===== Provided material

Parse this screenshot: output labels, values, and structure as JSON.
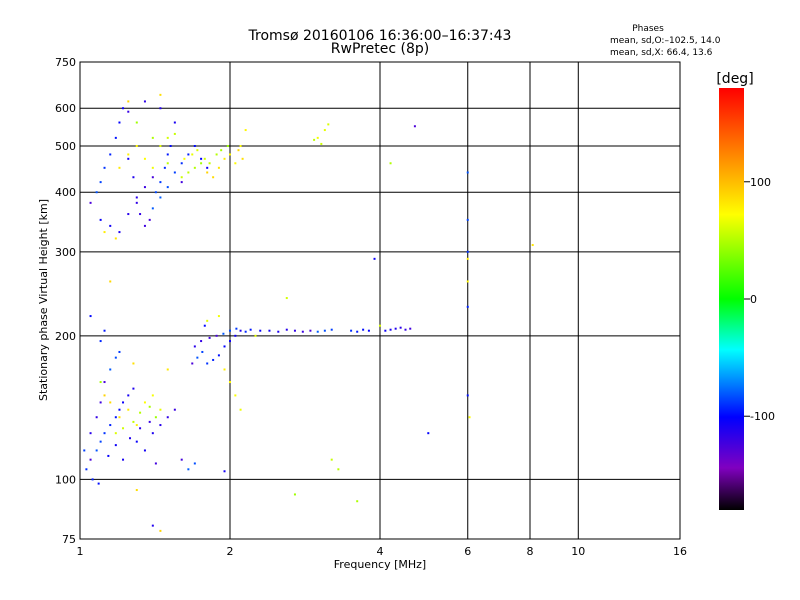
{
  "chart_data": {
    "type": "scatter",
    "title": "Tromsø 20160106 16:36:00–16:37:43",
    "subtitle": "RwPretec (8p)",
    "xlabel": "Frequency [MHz]",
    "ylabel": "Stationary phase Virtual Height [km]",
    "x_scale": "log",
    "y_scale": "log",
    "xlim": [
      1,
      16
    ],
    "ylim": [
      75,
      750
    ],
    "x_ticks": [
      "1",
      "2",
      "4",
      "6",
      "8",
      "10",
      "16"
    ],
    "y_ticks": [
      "75",
      "100",
      "200",
      "300",
      "400",
      "500",
      "600",
      "750"
    ],
    "grid": true,
    "stats": {
      "header": "Phases",
      "line_o": "mean, sd,O:–102.5, 14.0",
      "line_x": "mean, sd,X:  66.4, 13.6"
    },
    "colorbar": {
      "label": "[deg]",
      "range": [
        -180,
        180
      ],
      "ticks": [
        "100",
        "0",
        "-100"
      ],
      "colors": [
        "#ff0000",
        "#ffff00",
        "#00ff00",
        "#00ffff",
        "#0000ff",
        "#8000c0",
        "#000000"
      ]
    },
    "series": [
      {
        "mode": "O",
        "phase": -102.5,
        "points": [
          [
            1.05,
            380
          ],
          [
            1.08,
            400
          ],
          [
            1.1,
            420
          ],
          [
            1.12,
            450
          ],
          [
            1.15,
            480
          ],
          [
            1.18,
            520
          ],
          [
            1.2,
            560
          ],
          [
            1.22,
            600
          ],
          [
            1.25,
            470
          ],
          [
            1.28,
            430
          ],
          [
            1.3,
            390
          ],
          [
            1.32,
            360
          ],
          [
            1.35,
            340
          ],
          [
            1.38,
            350
          ],
          [
            1.4,
            370
          ],
          [
            1.42,
            400
          ],
          [
            1.45,
            420
          ],
          [
            1.48,
            450
          ],
          [
            1.5,
            480
          ],
          [
            1.52,
            500
          ],
          [
            1.1,
            350
          ],
          [
            1.15,
            340
          ],
          [
            1.2,
            330
          ],
          [
            1.25,
            360
          ],
          [
            1.3,
            380
          ],
          [
            1.35,
            410
          ],
          [
            1.4,
            430
          ],
          [
            1.45,
            390
          ],
          [
            1.5,
            410
          ],
          [
            1.55,
            440
          ],
          [
            1.6,
            460
          ],
          [
            1.65,
            480
          ],
          [
            1.7,
            500
          ],
          [
            1.75,
            470
          ],
          [
            1.8,
            450
          ],
          [
            1.55,
            560
          ],
          [
            1.45,
            600
          ],
          [
            1.35,
            620
          ],
          [
            1.25,
            590
          ],
          [
            1.6,
            420
          ],
          [
            1.05,
            110
          ],
          [
            1.08,
            115
          ],
          [
            1.1,
            120
          ],
          [
            1.12,
            125
          ],
          [
            1.15,
            130
          ],
          [
            1.18,
            135
          ],
          [
            1.2,
            140
          ],
          [
            1.22,
            145
          ],
          [
            1.25,
            150
          ],
          [
            1.28,
            155
          ],
          [
            1.05,
            125
          ],
          [
            1.08,
            135
          ],
          [
            1.1,
            145
          ],
          [
            1.12,
            160
          ],
          [
            1.15,
            170
          ],
          [
            1.18,
            180
          ],
          [
            1.2,
            185
          ],
          [
            1.1,
            195
          ],
          [
            1.12,
            205
          ],
          [
            1.05,
            220
          ],
          [
            1.3,
            120
          ],
          [
            1.35,
            115
          ],
          [
            1.4,
            125
          ],
          [
            1.45,
            130
          ],
          [
            1.5,
            135
          ],
          [
            1.55,
            140
          ],
          [
            1.6,
            110
          ],
          [
            1.65,
            105
          ],
          [
            1.7,
            108
          ],
          [
            1.02,
            115
          ],
          [
            1.03,
            105
          ],
          [
            1.06,
            100
          ],
          [
            1.09,
            98
          ],
          [
            1.14,
            112
          ],
          [
            1.18,
            118
          ],
          [
            1.22,
            110
          ],
          [
            1.26,
            122
          ],
          [
            1.32,
            128
          ],
          [
            1.38,
            132
          ],
          [
            1.42,
            108
          ],
          [
            1.68,
            175
          ],
          [
            1.72,
            180
          ],
          [
            1.76,
            185
          ],
          [
            1.8,
            175
          ],
          [
            1.85,
            178
          ],
          [
            1.9,
            182
          ],
          [
            1.95,
            190
          ],
          [
            2.0,
            195
          ],
          [
            2.05,
            200
          ],
          [
            2.1,
            205
          ],
          [
            1.7,
            190
          ],
          [
            1.75,
            195
          ],
          [
            1.82,
            198
          ],
          [
            1.88,
            200
          ],
          [
            1.94,
            202
          ],
          [
            2.0,
            205
          ],
          [
            2.06,
            207
          ],
          [
            2.15,
            204
          ],
          [
            2.2,
            206
          ],
          [
            1.78,
            210
          ],
          [
            2.3,
            205
          ],
          [
            2.4,
            205
          ],
          [
            2.5,
            204
          ],
          [
            2.6,
            206
          ],
          [
            2.7,
            205
          ],
          [
            2.8,
            204
          ],
          [
            2.9,
            205
          ],
          [
            3.0,
            204
          ],
          [
            3.1,
            205
          ],
          [
            3.2,
            206
          ],
          [
            3.5,
            205
          ],
          [
            3.6,
            204
          ],
          [
            3.7,
            206
          ],
          [
            3.8,
            205
          ],
          [
            4.1,
            205
          ],
          [
            4.2,
            206
          ],
          [
            4.3,
            207
          ],
          [
            4.4,
            208
          ],
          [
            4.5,
            206
          ],
          [
            4.6,
            207
          ],
          [
            4.7,
            550
          ],
          [
            6.0,
            440
          ],
          [
            6.0,
            350
          ],
          [
            6.0,
            300
          ],
          [
            6.0,
            230
          ],
          [
            6.0,
            150
          ],
          [
            5.0,
            125
          ],
          [
            3.9,
            290
          ],
          [
            1.95,
            104
          ],
          [
            1.4,
            80
          ]
        ]
      },
      {
        "mode": "X",
        "phase": 66.4,
        "points": [
          [
            1.6,
            430
          ],
          [
            1.65,
            440
          ],
          [
            1.7,
            450
          ],
          [
            1.75,
            460
          ],
          [
            1.8,
            440
          ],
          [
            1.85,
            430
          ],
          [
            1.9,
            450
          ],
          [
            1.95,
            470
          ],
          [
            2.0,
            480
          ],
          [
            2.05,
            460
          ],
          [
            1.62,
            470
          ],
          [
            1.68,
            480
          ],
          [
            1.72,
            490
          ],
          [
            1.78,
            470
          ],
          [
            1.82,
            460
          ],
          [
            1.88,
            480
          ],
          [
            1.92,
            490
          ],
          [
            1.98,
            500
          ],
          [
            2.08,
            490
          ],
          [
            2.12,
            470
          ],
          [
            1.2,
            450
          ],
          [
            1.25,
            480
          ],
          [
            1.3,
            500
          ],
          [
            1.35,
            470
          ],
          [
            1.4,
            450
          ],
          [
            1.45,
            500
          ],
          [
            1.5,
            520
          ],
          [
            1.55,
            530
          ],
          [
            1.5,
            460
          ],
          [
            1.4,
            520
          ],
          [
            1.3,
            560
          ],
          [
            1.25,
            620
          ],
          [
            1.45,
            640
          ],
          [
            1.18,
            320
          ],
          [
            1.12,
            330
          ],
          [
            2.15,
            540
          ],
          [
            2.1,
            500
          ],
          [
            3.0,
            520
          ],
          [
            3.1,
            540
          ],
          [
            3.15,
            555
          ],
          [
            3.05,
            505
          ],
          [
            2.95,
            515
          ],
          [
            4.2,
            460
          ],
          [
            1.1,
            160
          ],
          [
            1.12,
            150
          ],
          [
            1.15,
            145
          ],
          [
            1.2,
            135
          ],
          [
            1.25,
            140
          ],
          [
            1.3,
            130
          ],
          [
            1.35,
            145
          ],
          [
            1.4,
            150
          ],
          [
            1.45,
            140
          ],
          [
            1.18,
            125
          ],
          [
            1.22,
            128
          ],
          [
            1.28,
            132
          ],
          [
            1.32,
            138
          ],
          [
            1.38,
            142
          ],
          [
            1.42,
            135
          ],
          [
            1.15,
            260
          ],
          [
            1.28,
            175
          ],
          [
            1.5,
            170
          ],
          [
            1.95,
            170
          ],
          [
            2.0,
            160
          ],
          [
            2.05,
            150
          ],
          [
            2.1,
            140
          ],
          [
            1.8,
            215
          ],
          [
            2.6,
            240
          ],
          [
            3.2,
            110
          ],
          [
            3.3,
            105
          ],
          [
            3.6,
            90
          ],
          [
            2.7,
            93
          ],
          [
            1.45,
            78
          ],
          [
            1.3,
            95
          ],
          [
            8.1,
            310
          ],
          [
            6.0,
            290
          ],
          [
            6.0,
            260
          ],
          [
            6.05,
            135
          ],
          [
            1.9,
            220
          ],
          [
            2.25,
            200
          ],
          [
            4.0,
            210
          ]
        ]
      }
    ]
  }
}
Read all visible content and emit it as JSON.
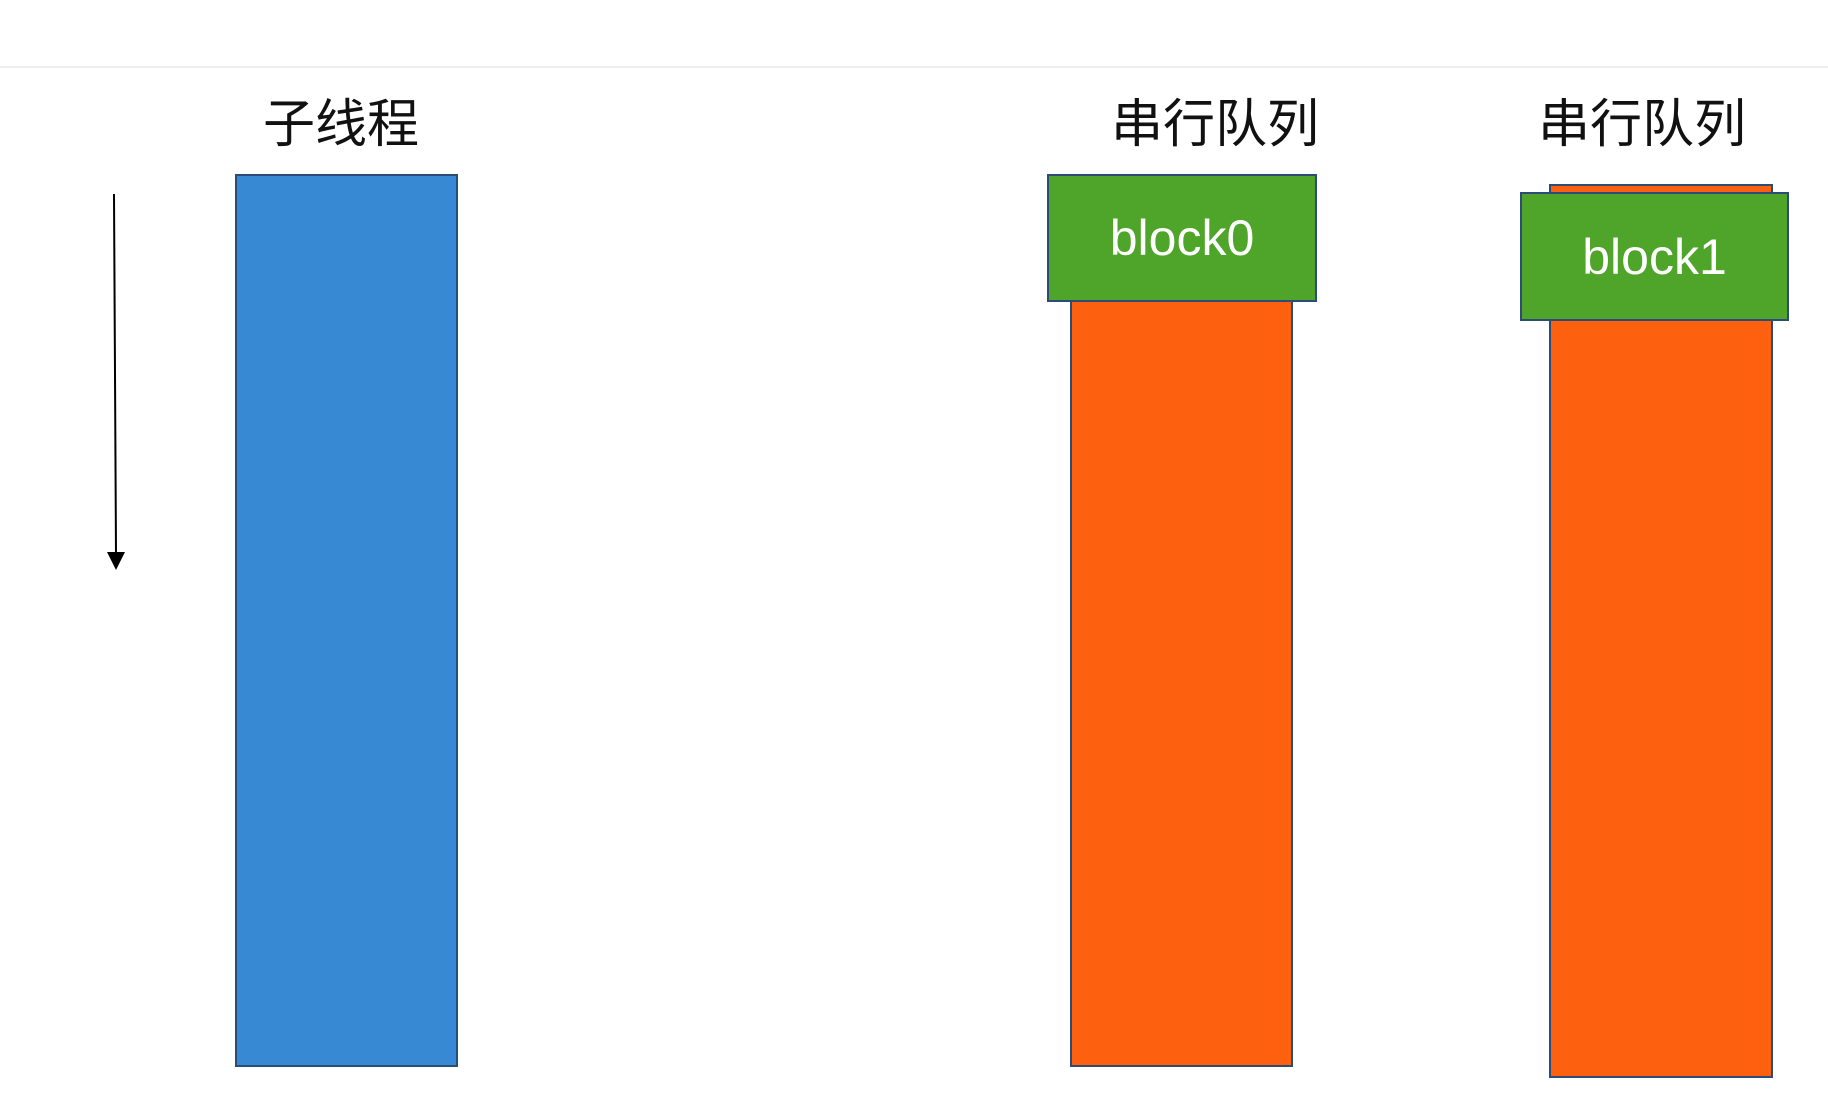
{
  "labels": {
    "thread": "子线程",
    "queue_1": "串行队列",
    "queue_2": "串行队列"
  },
  "blocks": {
    "block_0": "block0",
    "block_1": "block1"
  },
  "colors": {
    "thread_bar": "#3689d2",
    "queue_bar": "#fd600f",
    "block": "#4fa42a",
    "border": "#2c4c78",
    "arrow": "#000000"
  },
  "icons": {
    "time_arrow": "down-arrow-icon"
  }
}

==========

Output the span from the line with "Read all visible content and emit it as JSON." through the last line of the data, inclusive and exact, and omit every picture.

Read all visible content and emit it as JSON.
{
  "labels": {
    "thread": "子线程",
    "queue_1": "串行队列",
    "queue_2": "串行队列"
  },
  "blocks": {
    "block_0": "block0",
    "block_1": "block1"
  },
  "colors": {
    "thread_bar": "#3689d2",
    "queue_bar": "#fd600f",
    "block": "#4fa42a",
    "border": "#2c4c78",
    "arrow": "#000000"
  },
  "icons": {
    "time_arrow": "down-arrow-icon"
  }
}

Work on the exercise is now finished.